(Stored data)
┌──

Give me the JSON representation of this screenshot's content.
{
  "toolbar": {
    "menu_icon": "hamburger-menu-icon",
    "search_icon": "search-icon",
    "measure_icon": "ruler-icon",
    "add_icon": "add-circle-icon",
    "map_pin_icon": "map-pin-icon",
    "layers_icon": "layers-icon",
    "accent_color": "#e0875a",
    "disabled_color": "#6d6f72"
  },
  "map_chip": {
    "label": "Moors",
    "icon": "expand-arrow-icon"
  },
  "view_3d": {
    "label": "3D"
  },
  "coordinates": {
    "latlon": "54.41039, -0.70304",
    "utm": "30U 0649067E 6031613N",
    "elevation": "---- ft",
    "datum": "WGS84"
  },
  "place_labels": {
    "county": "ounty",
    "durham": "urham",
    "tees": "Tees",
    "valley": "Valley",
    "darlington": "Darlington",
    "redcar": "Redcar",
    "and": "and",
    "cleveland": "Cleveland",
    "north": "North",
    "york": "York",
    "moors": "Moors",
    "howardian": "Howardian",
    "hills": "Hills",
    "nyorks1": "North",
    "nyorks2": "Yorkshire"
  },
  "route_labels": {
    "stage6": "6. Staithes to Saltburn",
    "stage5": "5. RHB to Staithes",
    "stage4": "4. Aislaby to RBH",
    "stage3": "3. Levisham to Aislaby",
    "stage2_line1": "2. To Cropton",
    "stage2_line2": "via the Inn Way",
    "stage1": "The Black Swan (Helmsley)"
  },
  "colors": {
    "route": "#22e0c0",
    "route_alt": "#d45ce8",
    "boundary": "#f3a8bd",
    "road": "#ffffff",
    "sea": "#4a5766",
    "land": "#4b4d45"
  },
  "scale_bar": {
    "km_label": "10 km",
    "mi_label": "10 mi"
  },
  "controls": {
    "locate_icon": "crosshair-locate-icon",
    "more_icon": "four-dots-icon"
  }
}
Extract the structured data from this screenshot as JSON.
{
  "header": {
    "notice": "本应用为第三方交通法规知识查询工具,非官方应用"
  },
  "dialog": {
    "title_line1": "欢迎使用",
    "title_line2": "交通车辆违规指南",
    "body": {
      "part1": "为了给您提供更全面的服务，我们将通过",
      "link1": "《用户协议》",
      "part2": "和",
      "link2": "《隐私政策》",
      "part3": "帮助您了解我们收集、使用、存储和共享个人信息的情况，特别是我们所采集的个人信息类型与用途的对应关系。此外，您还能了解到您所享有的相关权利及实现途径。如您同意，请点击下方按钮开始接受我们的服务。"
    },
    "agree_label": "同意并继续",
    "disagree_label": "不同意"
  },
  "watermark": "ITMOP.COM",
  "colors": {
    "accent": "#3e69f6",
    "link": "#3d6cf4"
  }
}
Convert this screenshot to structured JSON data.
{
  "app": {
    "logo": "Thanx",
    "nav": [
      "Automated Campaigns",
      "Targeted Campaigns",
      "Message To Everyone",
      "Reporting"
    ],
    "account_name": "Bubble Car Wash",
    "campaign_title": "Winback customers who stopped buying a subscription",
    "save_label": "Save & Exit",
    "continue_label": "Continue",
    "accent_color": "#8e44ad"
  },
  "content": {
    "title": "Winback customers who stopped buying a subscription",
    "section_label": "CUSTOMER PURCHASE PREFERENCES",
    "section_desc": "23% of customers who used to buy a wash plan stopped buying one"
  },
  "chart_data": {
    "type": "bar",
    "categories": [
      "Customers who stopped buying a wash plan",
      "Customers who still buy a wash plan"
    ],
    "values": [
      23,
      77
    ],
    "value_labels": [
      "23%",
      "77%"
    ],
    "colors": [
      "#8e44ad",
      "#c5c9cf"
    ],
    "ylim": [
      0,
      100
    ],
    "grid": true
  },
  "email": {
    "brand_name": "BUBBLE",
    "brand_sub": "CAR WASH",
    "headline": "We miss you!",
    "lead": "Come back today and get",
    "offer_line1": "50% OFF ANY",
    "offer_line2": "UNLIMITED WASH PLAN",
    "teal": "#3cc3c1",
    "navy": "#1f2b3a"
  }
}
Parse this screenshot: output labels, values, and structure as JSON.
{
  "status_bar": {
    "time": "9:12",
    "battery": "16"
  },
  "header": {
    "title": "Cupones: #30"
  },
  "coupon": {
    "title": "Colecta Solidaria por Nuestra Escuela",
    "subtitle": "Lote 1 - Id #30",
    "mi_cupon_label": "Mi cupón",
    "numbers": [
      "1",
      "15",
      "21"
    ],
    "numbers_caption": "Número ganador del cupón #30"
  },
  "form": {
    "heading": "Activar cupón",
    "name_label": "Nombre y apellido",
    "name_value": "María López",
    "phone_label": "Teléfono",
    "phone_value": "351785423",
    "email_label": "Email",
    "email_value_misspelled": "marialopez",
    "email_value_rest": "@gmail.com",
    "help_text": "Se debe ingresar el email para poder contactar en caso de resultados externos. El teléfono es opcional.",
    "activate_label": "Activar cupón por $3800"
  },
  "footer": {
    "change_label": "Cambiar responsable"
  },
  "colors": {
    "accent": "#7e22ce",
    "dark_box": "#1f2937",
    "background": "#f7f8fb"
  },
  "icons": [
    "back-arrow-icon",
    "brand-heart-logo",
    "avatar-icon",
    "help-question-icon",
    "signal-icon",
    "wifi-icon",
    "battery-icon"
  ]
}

└──

### The task
Each entry above is to be quoted exactly.

### The solution
Give me the JSON representation of this screenshot's content.
{
  "toolbar": {
    "menu_icon": "hamburger-menu-icon",
    "search_icon": "search-icon",
    "measure_icon": "ruler-icon",
    "add_icon": "add-circle-icon",
    "map_pin_icon": "map-pin-icon",
    "layers_icon": "layers-icon",
    "accent_color": "#e0875a",
    "disabled_color": "#6d6f72"
  },
  "map_chip": {
    "label": "Moors",
    "icon": "expand-arrow-icon"
  },
  "view_3d": {
    "label": "3D"
  },
  "coordinates": {
    "latlon": "54.41039, -0.70304",
    "utm": "30U 0649067E 6031613N",
    "elevation": "---- ft",
    "datum": "WGS84"
  },
  "place_labels": {
    "county": "ounty",
    "durham": "urham",
    "tees": "Tees",
    "valley": "Valley",
    "darlington": "Darlington",
    "redcar": "Redcar",
    "and": "and",
    "cleveland": "Cleveland",
    "north": "North",
    "york": "York",
    "moors": "Moors",
    "howardian": "Howardian",
    "hills": "Hills",
    "nyorks1": "North",
    "nyorks2": "Yorkshire"
  },
  "route_labels": {
    "stage6": "6. Staithes to Saltburn",
    "stage5": "5. RHB to Staithes",
    "stage4": "4. Aislaby to RBH",
    "stage3": "3. Levisham to Aislaby",
    "stage2_line1": "2. To Cropton",
    "stage2_line2": "via the Inn Way",
    "stage1": "The Black Swan (Helmsley)"
  },
  "colors": {
    "route": "#22e0c0",
    "route_alt": "#d45ce8",
    "boundary": "#f3a8bd",
    "road": "#ffffff",
    "sea": "#4a5766",
    "land": "#4b4d45"
  },
  "scale_bar": {
    "km_label": "10 km",
    "mi_label": "10 mi"
  },
  "controls": {
    "locate_icon": "crosshair-locate-icon",
    "more_icon": "four-dots-icon"
  }
}
Extract the structured data from this screenshot as JSON.
{
  "header": {
    "notice": "本应用为第三方交通法规知识查询工具,非官方应用"
  },
  "dialog": {
    "title_line1": "欢迎使用",
    "title_line2": "交通车辆违规指南",
    "body": {
      "part1": "为了给您提供更全面的服务，我们将通过",
      "link1": "《用户协议》",
      "part2": "和",
      "link2": "《隐私政策》",
      "part3": "帮助您了解我们收集、使用、存储和共享个人信息的情况，特别是我们所采集的个人信息类型与用途的对应关系。此外，您还能了解到您所享有的相关权利及实现途径。如您同意，请点击下方按钮开始接受我们的服务。"
    },
    "agree_label": "同意并继续",
    "disagree_label": "不同意"
  },
  "watermark": "ITMOP.COM",
  "colors": {
    "accent": "#3e69f6",
    "link": "#3d6cf4"
  }
}
Convert this screenshot to structured JSON data.
{
  "app": {
    "logo": "Thanx",
    "nav": [
      "Automated Campaigns",
      "Targeted Campaigns",
      "Message To Everyone",
      "Reporting"
    ],
    "account_name": "Bubble Car Wash",
    "campaign_title": "Winback customers who stopped buying a subscription",
    "save_label": "Save & Exit",
    "continue_label": "Continue",
    "accent_color": "#8e44ad"
  },
  "content": {
    "title": "Winback customers who stopped buying a subscription",
    "section_label": "CUSTOMER PURCHASE PREFERENCES",
    "section_desc": "23% of customers who used to buy a wash plan stopped buying one"
  },
  "chart_data": {
    "type": "bar",
    "categories": [
      "Customers who stopped buying a wash plan",
      "Customers who still buy a wash plan"
    ],
    "values": [
      23,
      77
    ],
    "value_labels": [
      "23%",
      "77%"
    ],
    "colors": [
      "#8e44ad",
      "#c5c9cf"
    ],
    "ylim": [
      0,
      100
    ],
    "grid": true
  },
  "email": {
    "brand_name": "BUBBLE",
    "brand_sub": "CAR WASH",
    "headline": "We miss you!",
    "lead": "Come back today and get",
    "offer_line1": "50% OFF ANY",
    "offer_line2": "UNLIMITED WASH PLAN",
    "teal": "#3cc3c1",
    "navy": "#1f2b3a"
  }
}
Parse this screenshot: output labels, values, and structure as JSON.
{
  "status_bar": {
    "time": "9:12",
    "battery": "16"
  },
  "header": {
    "title": "Cupones: #30"
  },
  "coupon": {
    "title": "Colecta Solidaria por Nuestra Escuela",
    "subtitle": "Lote 1 - Id #30",
    "mi_cupon_label": "Mi cupón",
    "numbers": [
      "1",
      "15",
      "21"
    ],
    "numbers_caption": "Número ganador del cupón #30"
  },
  "form": {
    "heading": "Activar cupón",
    "name_label": "Nombre y apellido",
    "name_value": "María López",
    "phone_label": "Teléfono",
    "phone_value": "351785423",
    "email_label": "Email",
    "email_value_misspelled": "marialopez",
    "email_value_rest": "@gmail.com",
    "help_text": "Se debe ingresar el email para poder contactar en caso de resultados externos. El teléfono es opcional.",
    "activate_label": "Activar cupón por $3800"
  },
  "footer": {
    "change_label": "Cambiar responsable"
  },
  "colors": {
    "accent": "#7e22ce",
    "dark_box": "#1f2937",
    "background": "#f7f8fb"
  },
  "icons": [
    "back-arrow-icon",
    "brand-heart-logo",
    "avatar-icon",
    "help-question-icon",
    "signal-icon",
    "wifi-icon",
    "battery-icon"
  ]
}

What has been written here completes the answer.